SELECTED PASSAGE>
** begin **

Key Focus area

  1. How do Indians in Paris choose an Indian restaurant?
  2. How do they search for an Indian restaurant? (what platforms do they use)?
  3. What criteria do they have in mind before making their choice? (to understand the characteristics of what constitutes as Indian taste)
  4. What are their pain points with the actual platforms they use?

Key Findings

  1. Menu is too generic on digital platform and poor in diversity - Regional Food Filter
    In major browsing/ordering applications in the market, there is no option in the filter provided to choose an Indian restaurant by their speciality or dishes of a particular Indian state . All the restaurants are categorized under the umbrella heading "Indian Pakistani Halal" restaurant. I identified opportunities to build a product where a sub-Indian food filter is available.
    “In Paris, you don't have a variety of Indian food, even if it is there you cannot find it on google.” Participant 5
  2. Ratings for Authentic Taste
    The survey revealed that for the target audience the most important criteria is Authentic taste. The target audience wishes to see ratings based on the above criteria.
  3. Certain Information is elusive
    In order to have a richer and diverse experience of Indian restaurants beyond the generic menu i.e the dishes served are unique, a speciality of a state or authentic in nature. One must have a large friend circle or subscribe to a Facebook group of the community.
    “Regional restaurant you come to know through friends, cannot find the information on google maps.” Participant 7
  4. Information about Indian restaurants serving strictly vegetarian food is not available.
    indians in Paris, when searching for Indian vegetarian/vegan restaurants, find it very cumbersome as search results often include all the restaurants irrespective of whether their focus is on vegetarian or not. Most of them are meat-oriented and have few vegetarian side dishes.
    “When I put veg restaurants only veg restaurants should pop up not meat restaurants who have veg as a side dish.” Participant 2

Advantage of Hybrid research tools - Quantitative & Qualitative.

  1. It helped me to reconfirm that the patterns thus emerged from qualitative interviews actually scale up.
    72% of users reported that information about good & diverse restaurants is elusive.
  2. Verification of qualitative data incase there has been bias during recruitment.
    It revealed a dichotomy in the data. On one hand, during the interview, vegetarian food selection seemed an important aspect, dealt miserably by actual food apps. On the other hand during the survey, the data revealed that it's not that important of a criterion.
    As per the survey, very few people care about the criteria. 19% of the people surveyed revealed that they were vegetarian. Only 16% wanted ratings for vegetarian food.
  3. Other Key Findings which were not present in qualitative user research
    It revealed another key finding; people really cared for authentic rating besides general service rating (as it appears in most of the apps)
    89.5% of users indicated that restaurants classified as per authentic rating would consequentially improve their browsing & selection experience of Indian restaurants.

** end **

RECORD LIST>
** begin **

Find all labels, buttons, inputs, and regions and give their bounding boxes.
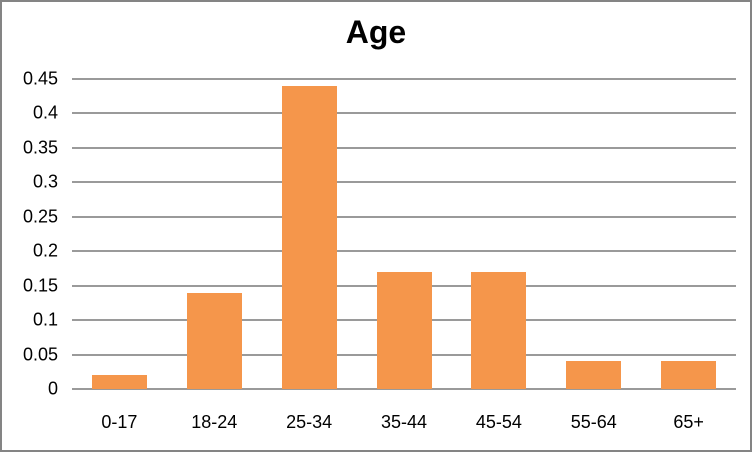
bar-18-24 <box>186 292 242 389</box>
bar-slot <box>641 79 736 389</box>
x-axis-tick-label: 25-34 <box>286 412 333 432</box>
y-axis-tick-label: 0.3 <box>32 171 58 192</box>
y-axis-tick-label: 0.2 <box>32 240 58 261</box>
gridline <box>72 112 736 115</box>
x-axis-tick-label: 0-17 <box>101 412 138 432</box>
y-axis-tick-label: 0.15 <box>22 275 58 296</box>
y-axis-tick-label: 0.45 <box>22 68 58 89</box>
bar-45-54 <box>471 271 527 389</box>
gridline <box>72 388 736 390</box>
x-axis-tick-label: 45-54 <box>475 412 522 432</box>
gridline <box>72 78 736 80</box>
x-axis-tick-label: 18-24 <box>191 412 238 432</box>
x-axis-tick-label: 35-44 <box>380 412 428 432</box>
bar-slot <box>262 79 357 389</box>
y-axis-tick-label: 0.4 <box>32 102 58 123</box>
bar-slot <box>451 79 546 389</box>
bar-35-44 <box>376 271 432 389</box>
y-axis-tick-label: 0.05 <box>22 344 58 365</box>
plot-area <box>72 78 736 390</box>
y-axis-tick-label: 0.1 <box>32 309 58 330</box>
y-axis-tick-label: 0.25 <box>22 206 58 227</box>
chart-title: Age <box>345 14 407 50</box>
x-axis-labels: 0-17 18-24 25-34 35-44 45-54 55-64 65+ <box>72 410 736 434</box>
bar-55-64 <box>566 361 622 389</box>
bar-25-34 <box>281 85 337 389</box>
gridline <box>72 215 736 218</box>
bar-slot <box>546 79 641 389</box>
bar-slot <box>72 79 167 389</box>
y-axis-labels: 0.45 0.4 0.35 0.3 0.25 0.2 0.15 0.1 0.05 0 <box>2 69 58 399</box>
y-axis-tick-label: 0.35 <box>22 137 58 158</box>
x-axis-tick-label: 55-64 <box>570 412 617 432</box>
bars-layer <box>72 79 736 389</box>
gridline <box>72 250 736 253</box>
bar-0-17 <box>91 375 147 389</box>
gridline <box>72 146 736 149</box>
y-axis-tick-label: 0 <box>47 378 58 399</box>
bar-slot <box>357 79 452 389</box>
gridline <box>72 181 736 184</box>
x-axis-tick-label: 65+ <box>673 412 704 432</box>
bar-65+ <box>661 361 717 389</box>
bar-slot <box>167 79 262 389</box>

** end **

TASKS AND EXERCISES>
[1] In the restaurant research summary, rewrite the paragraph beginning "In major browsing/ordering applications" as a short bulleted list that keeps its main facts.
[2] Answer these questions using the restaurant research summary:
(a) According to the survey, what is the most important criterion for the target audience?
(b) What percentage of users reported that information about good and diverse restaurants is elusive?
(c) What share of the people surveyed said they were vegetarian?

RESULTS IN ORDER>
[1]
- Major browsing and ordering apps have no filter for choosing an Indian restaurant by its specialty or by dishes from a particular Indian state.
- All these restaurants are grouped under the single heading "Indian Pakistani Halal."
- This points to an opportunity for a product with a sub-Indian food filter.

[2]
(a) Authentic taste
(b) 72%
(c) 19%